> _Exercise prompt_
Copy out the data below verbatim.

Stored data
start

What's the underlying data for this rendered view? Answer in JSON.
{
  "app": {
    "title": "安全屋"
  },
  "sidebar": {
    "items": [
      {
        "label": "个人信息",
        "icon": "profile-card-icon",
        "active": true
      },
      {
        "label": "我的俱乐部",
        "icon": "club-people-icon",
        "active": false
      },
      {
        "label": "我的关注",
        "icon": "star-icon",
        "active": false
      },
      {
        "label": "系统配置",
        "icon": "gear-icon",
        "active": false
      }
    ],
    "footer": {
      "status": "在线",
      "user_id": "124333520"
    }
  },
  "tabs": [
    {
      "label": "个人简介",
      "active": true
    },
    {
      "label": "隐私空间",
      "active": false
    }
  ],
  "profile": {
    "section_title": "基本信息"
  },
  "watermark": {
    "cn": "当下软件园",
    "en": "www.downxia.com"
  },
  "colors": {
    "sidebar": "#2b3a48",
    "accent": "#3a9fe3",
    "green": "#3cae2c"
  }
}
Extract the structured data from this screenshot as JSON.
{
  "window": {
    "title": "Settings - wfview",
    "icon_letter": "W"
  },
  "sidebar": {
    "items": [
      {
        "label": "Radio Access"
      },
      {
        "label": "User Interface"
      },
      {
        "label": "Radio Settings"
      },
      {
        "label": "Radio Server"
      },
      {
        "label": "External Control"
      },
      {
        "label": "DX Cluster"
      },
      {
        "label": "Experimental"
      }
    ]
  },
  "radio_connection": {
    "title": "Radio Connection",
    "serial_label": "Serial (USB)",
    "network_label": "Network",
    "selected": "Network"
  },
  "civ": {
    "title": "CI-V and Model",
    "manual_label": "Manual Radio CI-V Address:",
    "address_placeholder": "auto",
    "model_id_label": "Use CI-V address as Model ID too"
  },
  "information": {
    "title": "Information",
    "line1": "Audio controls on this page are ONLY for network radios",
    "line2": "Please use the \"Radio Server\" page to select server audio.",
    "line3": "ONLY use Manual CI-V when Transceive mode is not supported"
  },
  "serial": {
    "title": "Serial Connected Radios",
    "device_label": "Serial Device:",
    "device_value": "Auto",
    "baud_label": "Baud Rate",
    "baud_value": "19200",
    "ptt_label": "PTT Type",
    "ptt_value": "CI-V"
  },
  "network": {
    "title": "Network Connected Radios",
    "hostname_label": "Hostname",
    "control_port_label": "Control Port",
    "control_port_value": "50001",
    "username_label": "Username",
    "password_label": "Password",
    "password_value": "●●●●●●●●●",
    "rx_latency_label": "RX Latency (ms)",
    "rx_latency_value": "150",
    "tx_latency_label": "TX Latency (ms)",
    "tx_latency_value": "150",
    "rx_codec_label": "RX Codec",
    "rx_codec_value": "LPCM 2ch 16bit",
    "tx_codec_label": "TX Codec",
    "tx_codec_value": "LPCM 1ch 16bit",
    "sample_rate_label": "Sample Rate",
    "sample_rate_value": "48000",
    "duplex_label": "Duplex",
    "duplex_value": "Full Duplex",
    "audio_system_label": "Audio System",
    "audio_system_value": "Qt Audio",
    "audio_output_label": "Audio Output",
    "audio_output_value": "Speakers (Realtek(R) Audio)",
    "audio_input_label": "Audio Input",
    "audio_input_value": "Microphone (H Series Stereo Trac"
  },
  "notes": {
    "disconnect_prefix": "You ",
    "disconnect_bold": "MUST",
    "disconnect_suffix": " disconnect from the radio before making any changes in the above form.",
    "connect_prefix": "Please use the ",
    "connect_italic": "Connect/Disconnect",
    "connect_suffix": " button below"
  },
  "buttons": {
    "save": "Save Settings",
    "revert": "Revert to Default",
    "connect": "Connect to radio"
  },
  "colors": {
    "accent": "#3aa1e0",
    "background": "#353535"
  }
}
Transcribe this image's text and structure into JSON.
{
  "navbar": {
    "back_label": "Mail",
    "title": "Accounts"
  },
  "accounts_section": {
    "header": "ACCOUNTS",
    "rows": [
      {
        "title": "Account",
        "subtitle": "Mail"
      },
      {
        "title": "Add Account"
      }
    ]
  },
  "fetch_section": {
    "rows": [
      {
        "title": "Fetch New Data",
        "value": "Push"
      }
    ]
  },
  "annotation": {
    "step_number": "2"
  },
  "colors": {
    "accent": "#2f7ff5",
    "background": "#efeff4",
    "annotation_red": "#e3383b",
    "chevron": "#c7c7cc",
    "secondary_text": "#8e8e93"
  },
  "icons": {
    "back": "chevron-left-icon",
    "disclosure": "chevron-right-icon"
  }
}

end

> _Response_
What's the underlying data for this rendered view? Answer in JSON.
{
  "app": {
    "title": "安全屋"
  },
  "sidebar": {
    "items": [
      {
        "label": "个人信息",
        "icon": "profile-card-icon",
        "active": true
      },
      {
        "label": "我的俱乐部",
        "icon": "club-people-icon",
        "active": false
      },
      {
        "label": "我的关注",
        "icon": "star-icon",
        "active": false
      },
      {
        "label": "系统配置",
        "icon": "gear-icon",
        "active": false
      }
    ],
    "footer": {
      "status": "在线",
      "user_id": "124333520"
    }
  },
  "tabs": [
    {
      "label": "个人简介",
      "active": true
    },
    {
      "label": "隐私空间",
      "active": false
    }
  ],
  "profile": {
    "section_title": "基本信息"
  },
  "watermark": {
    "cn": "当下软件园",
    "en": "www.downxia.com"
  },
  "colors": {
    "sidebar": "#2b3a48",
    "accent": "#3a9fe3",
    "green": "#3cae2c"
  }
}
Extract the structured data from this screenshot as JSON.
{
  "window": {
    "title": "Settings - wfview",
    "icon_letter": "W"
  },
  "sidebar": {
    "items": [
      {
        "label": "Radio Access"
      },
      {
        "label": "User Interface"
      },
      {
        "label": "Radio Settings"
      },
      {
        "label": "Radio Server"
      },
      {
        "label": "External Control"
      },
      {
        "label": "DX Cluster"
      },
      {
        "label": "Experimental"
      }
    ]
  },
  "radio_connection": {
    "title": "Radio Connection",
    "serial_label": "Serial (USB)",
    "network_label": "Network",
    "selected": "Network"
  },
  "civ": {
    "title": "CI-V and Model",
    "manual_label": "Manual Radio CI-V Address:",
    "address_placeholder": "auto",
    "model_id_label": "Use CI-V address as Model ID too"
  },
  "information": {
    "title": "Information",
    "line1": "Audio controls on this page are ONLY for network radios",
    "line2": "Please use the \"Radio Server\" page to select server audio.",
    "line3": "ONLY use Manual CI-V when Transceive mode is not supported"
  },
  "serial": {
    "title": "Serial Connected Radios",
    "device_label": "Serial Device:",
    "device_value": "Auto",
    "baud_label": "Baud Rate",
    "baud_value": "19200",
    "ptt_label": "PTT Type",
    "ptt_value": "CI-V"
  },
  "network": {
    "title": "Network Connected Radios",
    "hostname_label": "Hostname",
    "control_port_label": "Control Port",
    "control_port_value": "50001",
    "username_label": "Username",
    "password_label": "Password",
    "password_value": "●●●●●●●●●",
    "rx_latency_label": "RX Latency (ms)",
    "rx_latency_value": "150",
    "tx_latency_label": "TX Latency (ms)",
    "tx_latency_value": "150",
    "rx_codec_label": "RX Codec",
    "rx_codec_value": "LPCM 2ch 16bit",
    "tx_codec_label": "TX Codec",
    "tx_codec_value": "LPCM 1ch 16bit",
    "sample_rate_label": "Sample Rate",
    "sample_rate_value": "48000",
    "duplex_label": "Duplex",
    "duplex_value": "Full Duplex",
    "audio_system_label": "Audio System",
    "audio_system_value": "Qt Audio",
    "audio_output_label": "Audio Output",
    "audio_output_value": "Speakers (Realtek(R) Audio)",
    "audio_input_label": "Audio Input",
    "audio_input_value": "Microphone (H Series Stereo Trac"
  },
  "notes": {
    "disconnect_prefix": "You ",
    "disconnect_bold": "MUST",
    "disconnect_suffix": " disconnect from the radio before making any changes in the above form.",
    "connect_prefix": "Please use the ",
    "connect_italic": "Connect/Disconnect",
    "connect_suffix": " button below"
  },
  "buttons": {
    "save": "Save Settings",
    "revert": "Revert to Default",
    "connect": "Connect to radio"
  },
  "colors": {
    "accent": "#3aa1e0",
    "background": "#353535"
  }
}
Transcribe this image's text and structure into JSON.
{
  "navbar": {
    "back_label": "Mail",
    "title": "Accounts"
  },
  "accounts_section": {
    "header": "ACCOUNTS",
    "rows": [
      {
        "title": "Account",
        "subtitle": "Mail"
      },
      {
        "title": "Add Account"
      }
    ]
  },
  "fetch_section": {
    "rows": [
      {
        "title": "Fetch New Data",
        "value": "Push"
      }
    ]
  },
  "annotation": {
    "step_number": "2"
  },
  "colors": {
    "accent": "#2f7ff5",
    "background": "#efeff4",
    "annotation_red": "#e3383b",
    "chevron": "#c7c7cc",
    "secondary_text": "#8e8e93"
  },
  "icons": {
    "back": "chevron-left-icon",
    "disclosure": "chevron-right-icon"
  }
}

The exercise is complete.